** Written exercise **
Images excluded, repeat each entry below exactly.

____________________

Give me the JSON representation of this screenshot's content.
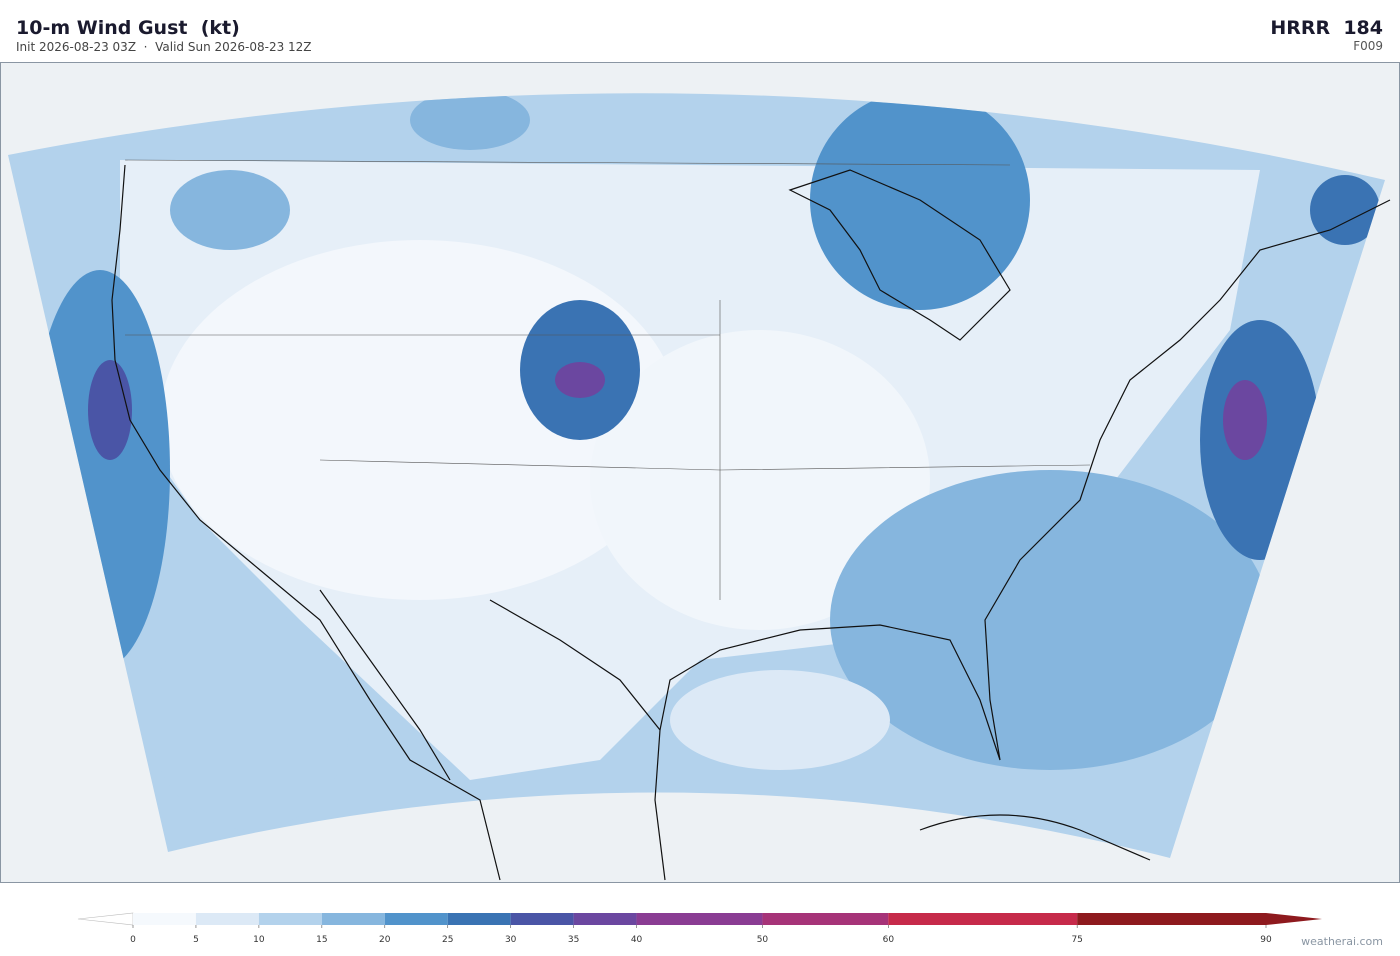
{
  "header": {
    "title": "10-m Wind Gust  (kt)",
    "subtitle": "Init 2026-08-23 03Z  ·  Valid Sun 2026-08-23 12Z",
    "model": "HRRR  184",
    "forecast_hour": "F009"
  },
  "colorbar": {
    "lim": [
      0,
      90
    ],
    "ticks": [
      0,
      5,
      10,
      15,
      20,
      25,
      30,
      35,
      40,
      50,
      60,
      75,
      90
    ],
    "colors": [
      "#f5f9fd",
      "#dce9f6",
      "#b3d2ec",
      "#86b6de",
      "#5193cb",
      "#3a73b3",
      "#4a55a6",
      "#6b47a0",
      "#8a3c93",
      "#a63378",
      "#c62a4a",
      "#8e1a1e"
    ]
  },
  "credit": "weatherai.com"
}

____________________

** Result for this task **
Give me the JSON representation of this screenshot's content.
{
  "header": {
    "title": "10-m Wind Gust  (kt)",
    "subtitle": "Init 2026-08-23 03Z  ·  Valid Sun 2026-08-23 12Z",
    "model": "HRRR  184",
    "forecast_hour": "F009"
  },
  "colorbar": {
    "lim": [
      0,
      90
    ],
    "ticks": [
      0,
      5,
      10,
      15,
      20,
      25,
      30,
      35,
      40,
      50,
      60,
      75,
      90
    ],
    "colors": [
      "#f5f9fd",
      "#dce9f6",
      "#b3d2ec",
      "#86b6de",
      "#5193cb",
      "#3a73b3",
      "#4a55a6",
      "#6b47a0",
      "#8a3c93",
      "#a63378",
      "#c62a4a",
      "#8e1a1e"
    ]
  },
  "credit": "weatherai.com"
}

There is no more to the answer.